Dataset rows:
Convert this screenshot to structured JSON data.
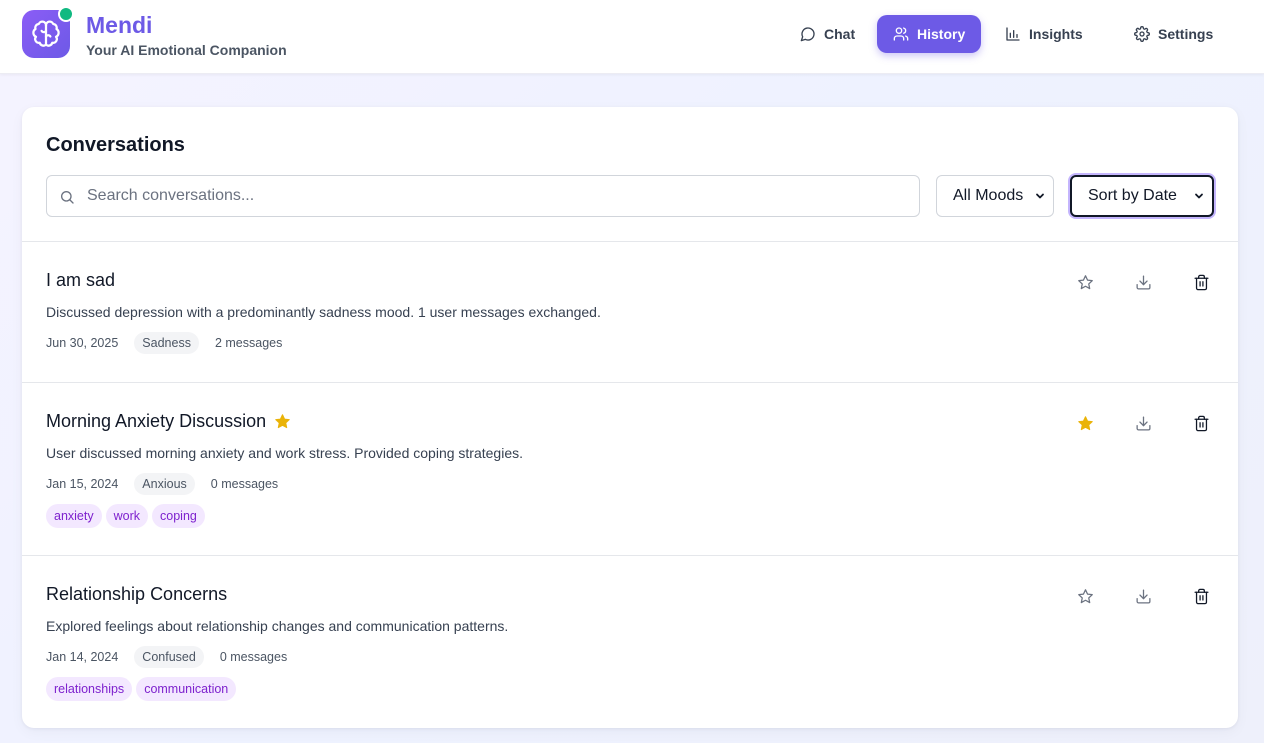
{
  "app": {
    "name": "Mendi",
    "tagline": "Your AI Emotional Companion",
    "logo_icon": "brain-icon",
    "status_color": "#10b981",
    "accent_color": "#6d5ae6"
  },
  "nav": [
    {
      "id": "chat",
      "label": "Chat",
      "icon": "chat-bubble-icon",
      "active": false
    },
    {
      "id": "history",
      "label": "History",
      "icon": "users-icon",
      "active": true
    },
    {
      "id": "insights",
      "label": "Insights",
      "icon": "bar-chart-icon",
      "active": false
    },
    {
      "id": "settings",
      "label": "Settings",
      "icon": "gear-icon",
      "active": false
    }
  ],
  "conversations_panel": {
    "title": "Conversations",
    "search": {
      "placeholder": "Search conversations...",
      "value": ""
    },
    "mood_filter": {
      "selected": "All Moods"
    },
    "sort": {
      "selected": "Sort by Date"
    }
  },
  "conversations": [
    {
      "title": "I am sad",
      "favorite": false,
      "description": "Discussed depression with a predominantly sadness mood. 1 user messages exchanged.",
      "date": "Jun 30, 2025",
      "mood": "Sadness",
      "messages": "2 messages",
      "tags": []
    },
    {
      "title": "Morning Anxiety Discussion",
      "favorite": true,
      "description": "User discussed morning anxiety and work stress. Provided coping strategies.",
      "date": "Jan 15, 2024",
      "mood": "Anxious",
      "messages": "0 messages",
      "tags": [
        "anxiety",
        "work",
        "coping"
      ]
    },
    {
      "title": "Relationship Concerns",
      "favorite": false,
      "description": "Explored feelings about relationship changes and communication patterns.",
      "date": "Jan 14, 2024",
      "mood": "Confused",
      "messages": "0 messages",
      "tags": [
        "relationships",
        "communication"
      ]
    }
  ],
  "colors": {
    "favorite_star": "#eab308",
    "tag_text": "#7e22ce",
    "tag_bg": "#f3e8ff"
  }
}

* [REQUEST]: Send back the data above word for word, with the pictures left out.

* [FINISHED TASK]:
Convert this screenshot to structured JSON data.
{
  "app": {
    "name": "Mendi",
    "tagline": "Your AI Emotional Companion",
    "logo_icon": "brain-icon",
    "status_color": "#10b981",
    "accent_color": "#6d5ae6"
  },
  "nav": [
    {
      "id": "chat",
      "label": "Chat",
      "icon": "chat-bubble-icon",
      "active": false
    },
    {
      "id": "history",
      "label": "History",
      "icon": "users-icon",
      "active": true
    },
    {
      "id": "insights",
      "label": "Insights",
      "icon": "bar-chart-icon",
      "active": false
    },
    {
      "id": "settings",
      "label": "Settings",
      "icon": "gear-icon",
      "active": false
    }
  ],
  "conversations_panel": {
    "title": "Conversations",
    "search": {
      "placeholder": "Search conversations...",
      "value": ""
    },
    "mood_filter": {
      "selected": "All Moods"
    },
    "sort": {
      "selected": "Sort by Date"
    }
  },
  "conversations": [
    {
      "title": "I am sad",
      "favorite": false,
      "description": "Discussed depression with a predominantly sadness mood. 1 user messages exchanged.",
      "date": "Jun 30, 2025",
      "mood": "Sadness",
      "messages": "2 messages",
      "tags": []
    },
    {
      "title": "Morning Anxiety Discussion",
      "favorite": true,
      "description": "User discussed morning anxiety and work stress. Provided coping strategies.",
      "date": "Jan 15, 2024",
      "mood": "Anxious",
      "messages": "0 messages",
      "tags": [
        "anxiety",
        "work",
        "coping"
      ]
    },
    {
      "title": "Relationship Concerns",
      "favorite": false,
      "description": "Explored feelings about relationship changes and communication patterns.",
      "date": "Jan 14, 2024",
      "mood": "Confused",
      "messages": "0 messages",
      "tags": [
        "relationships",
        "communication"
      ]
    }
  ],
  "colors": {
    "favorite_star": "#eab308",
    "tag_text": "#7e22ce",
    "tag_bg": "#f3e8ff"
  }
}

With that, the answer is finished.